Written instruction. Output the material below in full, exactly as it is.

Extracted entries.
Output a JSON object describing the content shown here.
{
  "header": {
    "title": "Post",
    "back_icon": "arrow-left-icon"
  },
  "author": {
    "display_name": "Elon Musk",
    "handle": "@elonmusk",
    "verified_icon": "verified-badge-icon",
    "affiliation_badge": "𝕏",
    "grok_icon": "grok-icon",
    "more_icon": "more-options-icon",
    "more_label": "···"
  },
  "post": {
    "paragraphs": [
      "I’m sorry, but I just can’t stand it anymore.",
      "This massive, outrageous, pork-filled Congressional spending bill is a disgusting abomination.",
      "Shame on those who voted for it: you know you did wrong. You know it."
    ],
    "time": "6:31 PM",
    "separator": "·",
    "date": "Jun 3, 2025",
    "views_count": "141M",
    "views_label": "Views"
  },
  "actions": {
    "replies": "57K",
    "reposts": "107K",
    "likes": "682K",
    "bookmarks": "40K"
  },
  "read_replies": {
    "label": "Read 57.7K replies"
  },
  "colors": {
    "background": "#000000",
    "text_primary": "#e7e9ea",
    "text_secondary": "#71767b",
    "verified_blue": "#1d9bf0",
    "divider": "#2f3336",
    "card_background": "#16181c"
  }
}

Solution below.
Output a JSON object describing the content shown here.
{
  "header": {
    "title": "Post",
    "back_icon": "arrow-left-icon"
  },
  "author": {
    "display_name": "Elon Musk",
    "handle": "@elonmusk",
    "verified_icon": "verified-badge-icon",
    "affiliation_badge": "𝕏",
    "grok_icon": "grok-icon",
    "more_icon": "more-options-icon",
    "more_label": "···"
  },
  "post": {
    "paragraphs": [
      "I’m sorry, but I just can’t stand it anymore.",
      "This massive, outrageous, pork-filled Congressional spending bill is a disgusting abomination.",
      "Shame on those who voted for it: you know you did wrong. You know it."
    ],
    "time": "6:31 PM",
    "separator": "·",
    "date": "Jun 3, 2025",
    "views_count": "141M",
    "views_label": "Views"
  },
  "actions": {
    "replies": "57K",
    "reposts": "107K",
    "likes": "682K",
    "bookmarks": "40K"
  },
  "read_replies": {
    "label": "Read 57.7K replies"
  },
  "colors": {
    "background": "#000000",
    "text_primary": "#e7e9ea",
    "text_secondary": "#71767b",
    "verified_blue": "#1d9bf0",
    "divider": "#2f3336",
    "card_background": "#16181c"
  }
}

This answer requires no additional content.